● **Task**
Images appear in the records below; leave them out and repeat everything else exactly.

↓↓↓

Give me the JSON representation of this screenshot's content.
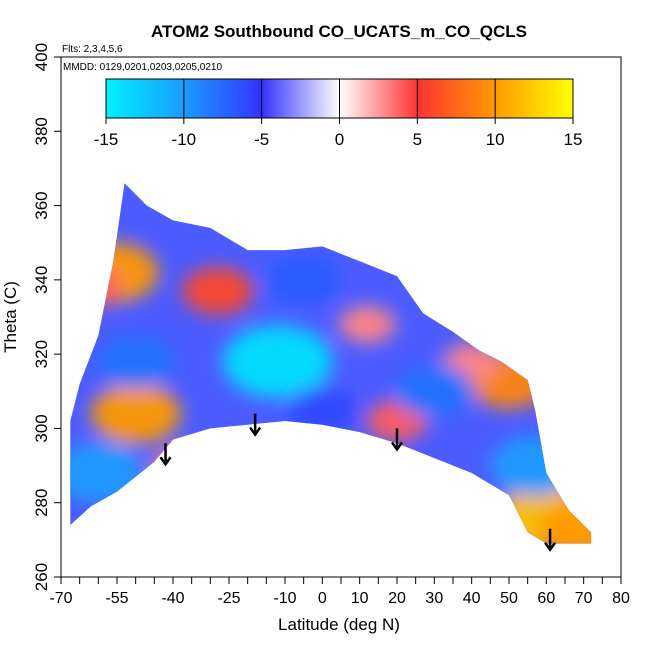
{
  "chart_data": {
    "type": "heatmap",
    "title": "ATOM2 Southbound CO_UCATS_m_CO_QCLS",
    "flights_note": "Flts: 2,3,4,5,6",
    "dates_note": "MMDD: 0129,0201,0203,0205,0210",
    "xlabel": "Latitude (deg N)",
    "ylabel": "Theta (C)",
    "xlim": [
      -70,
      80
    ],
    "ylim": [
      260,
      400
    ],
    "x_ticks": [
      -70,
      -55,
      -40,
      -25,
      -10,
      0,
      10,
      20,
      30,
      40,
      50,
      60,
      70,
      80
    ],
    "x_minor_ticks": [
      -70,
      -65,
      -60,
      -55,
      -50,
      -45,
      -40,
      -35,
      -30,
      -25,
      -20,
      -15,
      -10,
      -5,
      0,
      5,
      10,
      15,
      20,
      25,
      30,
      35,
      40,
      45,
      50,
      55,
      60,
      65,
      70,
      75,
      80
    ],
    "y_ticks": [
      260,
      280,
      300,
      320,
      340,
      360,
      380,
      400
    ],
    "colorbar": {
      "ticks": [
        -15,
        -10,
        -5,
        0,
        5,
        10,
        15
      ],
      "range": [
        -15,
        15
      ],
      "colors": [
        "#00f0ff",
        "#1a9cff",
        "#3333ff",
        "#ffffff",
        "#ff3333",
        "#ff9900",
        "#ffff00"
      ]
    },
    "domain_outline": [
      [
        -67.5,
        274
      ],
      [
        -67.5,
        302
      ],
      [
        -65,
        312
      ],
      [
        -60,
        325
      ],
      [
        -56,
        345
      ],
      [
        -53,
        366
      ],
      [
        -47,
        360
      ],
      [
        -40,
        356
      ],
      [
        -30,
        354
      ],
      [
        -20,
        348
      ],
      [
        -10,
        348
      ],
      [
        0,
        349
      ],
      [
        10,
        345
      ],
      [
        20,
        341
      ],
      [
        27,
        331
      ],
      [
        35,
        326
      ],
      [
        42,
        321
      ],
      [
        48,
        318
      ],
      [
        55,
        313
      ],
      [
        57,
        305
      ],
      [
        60,
        288
      ],
      [
        66,
        278
      ],
      [
        72,
        272
      ],
      [
        72,
        269
      ],
      [
        60,
        269
      ],
      [
        55,
        272
      ],
      [
        50,
        282
      ],
      [
        40,
        288
      ],
      [
        30,
        292
      ],
      [
        20,
        296
      ],
      [
        10,
        299
      ],
      [
        0,
        301
      ],
      [
        -10,
        302
      ],
      [
        -20,
        301
      ],
      [
        -30,
        300
      ],
      [
        -40,
        297
      ],
      [
        -45,
        291
      ],
      [
        -50,
        287
      ],
      [
        -55,
        283
      ],
      [
        -62,
        279
      ]
    ],
    "anomalies": [
      {
        "lat": -56,
        "theta": 342,
        "value": 10
      },
      {
        "lat": -62,
        "theta": 338,
        "value": 4
      },
      {
        "lat": -28,
        "theta": 337,
        "value": 6
      },
      {
        "lat": -50,
        "theta": 304,
        "value": 10
      },
      {
        "lat": -38,
        "theta": 290,
        "value": 3
      },
      {
        "lat": 20,
        "theta": 302,
        "value": 4
      },
      {
        "lat": 50,
        "theta": 313,
        "value": 9
      },
      {
        "lat": 40,
        "theta": 318,
        "value": 3
      },
      {
        "lat": 12,
        "theta": 328,
        "value": 3
      },
      {
        "lat": 60,
        "theta": 276,
        "value": 12
      },
      {
        "lat": 70,
        "theta": 273,
        "value": 10
      },
      {
        "lat": -12,
        "theta": 318,
        "value": -14
      },
      {
        "lat": -50,
        "theta": 318,
        "value": -8
      },
      {
        "lat": 30,
        "theta": 310,
        "value": -8
      },
      {
        "lat": 57,
        "theta": 290,
        "value": -10
      },
      {
        "lat": -5,
        "theta": 340,
        "value": -7
      },
      {
        "lat": -60,
        "theta": 288,
        "value": -10
      },
      {
        "lat": 0,
        "theta": 305,
        "value": -6
      }
    ],
    "arrows": [
      {
        "lat": -42,
        "theta": 296
      },
      {
        "lat": -18,
        "theta": 304
      },
      {
        "lat": 20,
        "theta": 300
      },
      {
        "lat": 61,
        "theta": 273
      }
    ]
  }
}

↑↑↑

● **Exercise solution**
Give me the JSON representation of this screenshot's content.
{
  "chart_data": {
    "type": "heatmap",
    "title": "ATOM2 Southbound CO_UCATS_m_CO_QCLS",
    "flights_note": "Flts: 2,3,4,5,6",
    "dates_note": "MMDD: 0129,0201,0203,0205,0210",
    "xlabel": "Latitude (deg N)",
    "ylabel": "Theta (C)",
    "xlim": [
      -70,
      80
    ],
    "ylim": [
      260,
      400
    ],
    "x_ticks": [
      -70,
      -55,
      -40,
      -25,
      -10,
      0,
      10,
      20,
      30,
      40,
      50,
      60,
      70,
      80
    ],
    "x_minor_ticks": [
      -70,
      -65,
      -60,
      -55,
      -50,
      -45,
      -40,
      -35,
      -30,
      -25,
      -20,
      -15,
      -10,
      -5,
      0,
      5,
      10,
      15,
      20,
      25,
      30,
      35,
      40,
      45,
      50,
      55,
      60,
      65,
      70,
      75,
      80
    ],
    "y_ticks": [
      260,
      280,
      300,
      320,
      340,
      360,
      380,
      400
    ],
    "colorbar": {
      "ticks": [
        -15,
        -10,
        -5,
        0,
        5,
        10,
        15
      ],
      "range": [
        -15,
        15
      ],
      "colors": [
        "#00f0ff",
        "#1a9cff",
        "#3333ff",
        "#ffffff",
        "#ff3333",
        "#ff9900",
        "#ffff00"
      ]
    },
    "domain_outline": [
      [
        -67.5,
        274
      ],
      [
        -67.5,
        302
      ],
      [
        -65,
        312
      ],
      [
        -60,
        325
      ],
      [
        -56,
        345
      ],
      [
        -53,
        366
      ],
      [
        -47,
        360
      ],
      [
        -40,
        356
      ],
      [
        -30,
        354
      ],
      [
        -20,
        348
      ],
      [
        -10,
        348
      ],
      [
        0,
        349
      ],
      [
        10,
        345
      ],
      [
        20,
        341
      ],
      [
        27,
        331
      ],
      [
        35,
        326
      ],
      [
        42,
        321
      ],
      [
        48,
        318
      ],
      [
        55,
        313
      ],
      [
        57,
        305
      ],
      [
        60,
        288
      ],
      [
        66,
        278
      ],
      [
        72,
        272
      ],
      [
        72,
        269
      ],
      [
        60,
        269
      ],
      [
        55,
        272
      ],
      [
        50,
        282
      ],
      [
        40,
        288
      ],
      [
        30,
        292
      ],
      [
        20,
        296
      ],
      [
        10,
        299
      ],
      [
        0,
        301
      ],
      [
        -10,
        302
      ],
      [
        -20,
        301
      ],
      [
        -30,
        300
      ],
      [
        -40,
        297
      ],
      [
        -45,
        291
      ],
      [
        -50,
        287
      ],
      [
        -55,
        283
      ],
      [
        -62,
        279
      ]
    ],
    "anomalies": [
      {
        "lat": -56,
        "theta": 342,
        "value": 10
      },
      {
        "lat": -62,
        "theta": 338,
        "value": 4
      },
      {
        "lat": -28,
        "theta": 337,
        "value": 6
      },
      {
        "lat": -50,
        "theta": 304,
        "value": 10
      },
      {
        "lat": -38,
        "theta": 290,
        "value": 3
      },
      {
        "lat": 20,
        "theta": 302,
        "value": 4
      },
      {
        "lat": 50,
        "theta": 313,
        "value": 9
      },
      {
        "lat": 40,
        "theta": 318,
        "value": 3
      },
      {
        "lat": 12,
        "theta": 328,
        "value": 3
      },
      {
        "lat": 60,
        "theta": 276,
        "value": 12
      },
      {
        "lat": 70,
        "theta": 273,
        "value": 10
      },
      {
        "lat": -12,
        "theta": 318,
        "value": -14
      },
      {
        "lat": -50,
        "theta": 318,
        "value": -8
      },
      {
        "lat": 30,
        "theta": 310,
        "value": -8
      },
      {
        "lat": 57,
        "theta": 290,
        "value": -10
      },
      {
        "lat": -5,
        "theta": 340,
        "value": -7
      },
      {
        "lat": -60,
        "theta": 288,
        "value": -10
      },
      {
        "lat": 0,
        "theta": 305,
        "value": -6
      }
    ],
    "arrows": [
      {
        "lat": -42,
        "theta": 296
      },
      {
        "lat": -18,
        "theta": 304
      },
      {
        "lat": 20,
        "theta": 300
      },
      {
        "lat": 61,
        "theta": 273
      }
    ]
  }
}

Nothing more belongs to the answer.